** WHAT IS REQUIRED **
From the entries that follow, gather each line holding the word "cách".

Items from a dataset:
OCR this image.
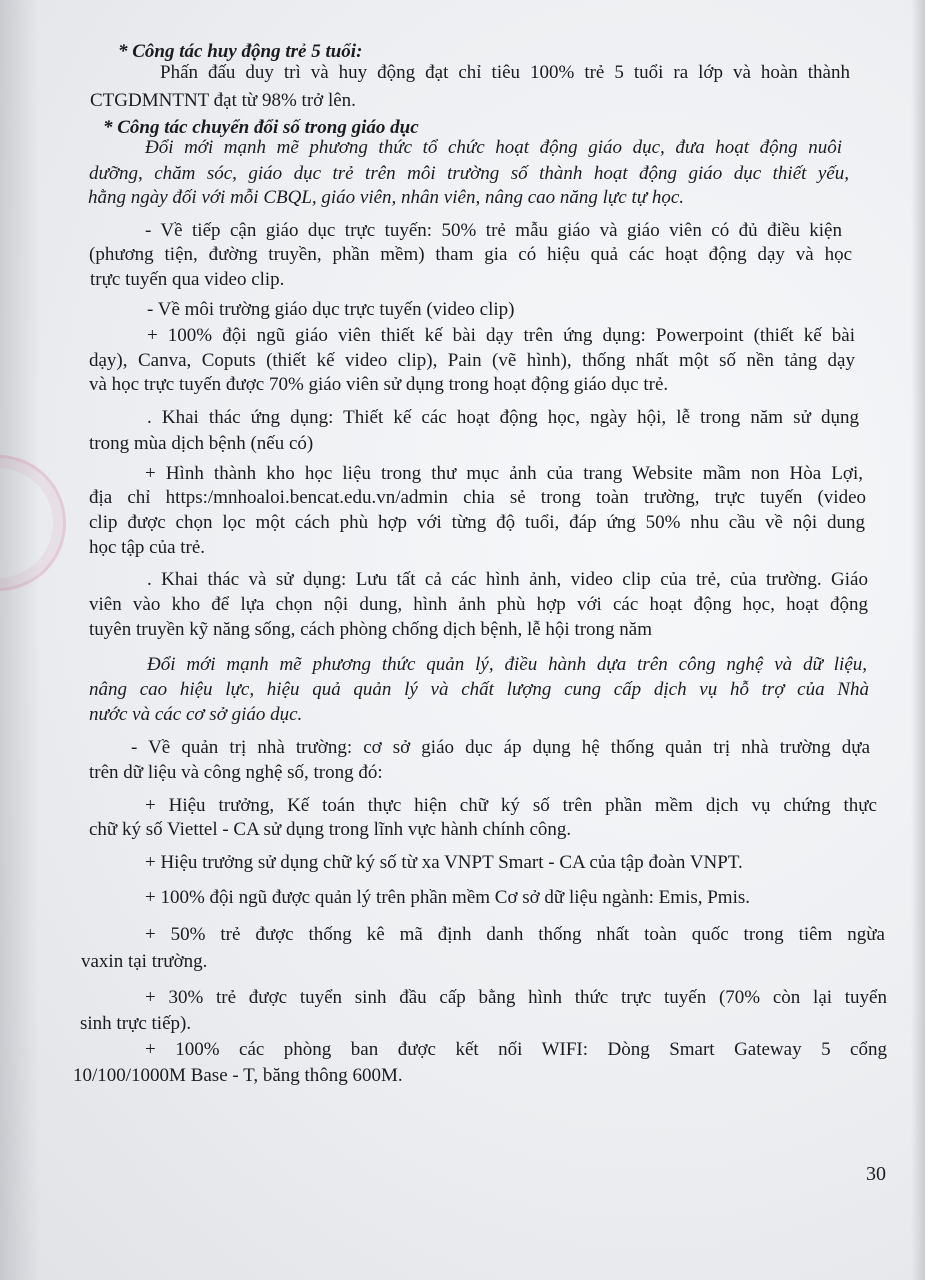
* Công tác huy động trẻ 5 tuổi:
Phấn đấu duy trì và huy động đạt chỉ tiêu 100% trẻ 5 tuổi ra lớp và hoàn thành
CTGDMNTNT đạt từ 98% trở lên.
* Công tác chuyển đổi số trong giáo dục
Đổi mới mạnh mẽ phương thức tổ chức hoạt động giáo dục, đưa hoạt động nuôi
dưỡng, chăm sóc, giáo dục trẻ trên môi trường số thành hoạt động giáo dục thiết yếu,
hằng ngày đối với mỗi CBQL, giáo viên, nhân viên, nâng cao năng lực tự học.
- Về tiếp cận giáo dục trực tuyến: 50% trẻ mẫu giáo và giáo viên có đủ điều kiện
(phương tiện, đường truyền, phần mềm) tham gia có hiệu quả các hoạt động dạy và học
trực tuyến qua video clip.
- Về môi trường giáo dục trực tuyến (video clip)
+ 100% đội ngũ giáo viên thiết kế bài dạy trên ứng dụng: Powerpoint (thiết kế bài
dạy), Canva, Coputs (thiết kế video clip), Pain (vẽ hình), thống nhất một số nền tảng dạy
và học trực tuyến được 70% giáo viên sử dụng trong hoạt động giáo dục trẻ.
. Khai thác ứng dụng: Thiết kế các hoạt động học, ngày hội, lễ trong năm sử dụng
trong mùa dịch bệnh (nếu có)
+ Hình thành kho học liệu trong thư mục ảnh của trang Website mầm non Hòa Lợi,
địa chỉ https:/mnhoaloi.bencat.edu.vn/admin chia sẻ trong toàn trường, trực tuyến (video
clip được chọn lọc một cách phù hợp với từng độ tuổi, đáp ứng 50% nhu cầu về nội dung
học tập của trẻ.
. Khai thác và sử dụng: Lưu tất cả các hình ảnh, video clip của trẻ, của trường. Giáo
viên vào kho để lựa chọn nội dung, hình ảnh phù hợp với các hoạt động học, hoạt động
tuyên truyền kỹ năng sống, cách phòng chống dịch bệnh, lễ hội trong năm
Đổi mới mạnh mẽ phương thức quản lý, điều hành dựa trên công nghệ và dữ liệu,
nâng cao hiệu lực, hiệu quả quản lý và chất lượng cung cấp dịch vụ hỗ trợ của Nhà
nước và các cơ sở giáo dục.
- Về quản trị nhà trường: cơ sở giáo dục áp dụng hệ thống quản trị nhà trường dựa
trên dữ liệu và công nghệ số, trong đó:
+ Hiệu trưởng, Kế toán thực hiện chữ ký số trên phần mềm dịch vụ chứng thực
chữ ký số Viettel - CA sử dụng trong lĩnh vực hành chính công.
+ Hiệu trưởng sử dụng chữ ký số từ xa VNPT Smart - CA của tập đoàn VNPT.
+ 100% đội ngũ được quản lý trên phần mềm Cơ sở dữ liệu ngành: Emis, Pmis.
+ 50% trẻ được thống kê mã định danh thống nhất toàn quốc trong tiêm ngừa
vaxin tại trường.
+ 30% trẻ được tuyển sinh đầu cấp bằng hình thức trực tuyến (70% còn lại tuyển
sinh trực tiếp).
+ 100% các phòng ban được kết nối WIFI: Dòng Smart Gateway 5 cổng
10/100/1000M Base - T, băng thông 600M.
30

** SOLUTION TO THE EXERCISE **
clip được chọn lọc một cách phù hợp với từng độ tuổi, đáp ứng 50% nhu cầu về nội dung
tuyên truyền kỹ năng sống, cách phòng chống dịch bệnh, lễ hội trong năm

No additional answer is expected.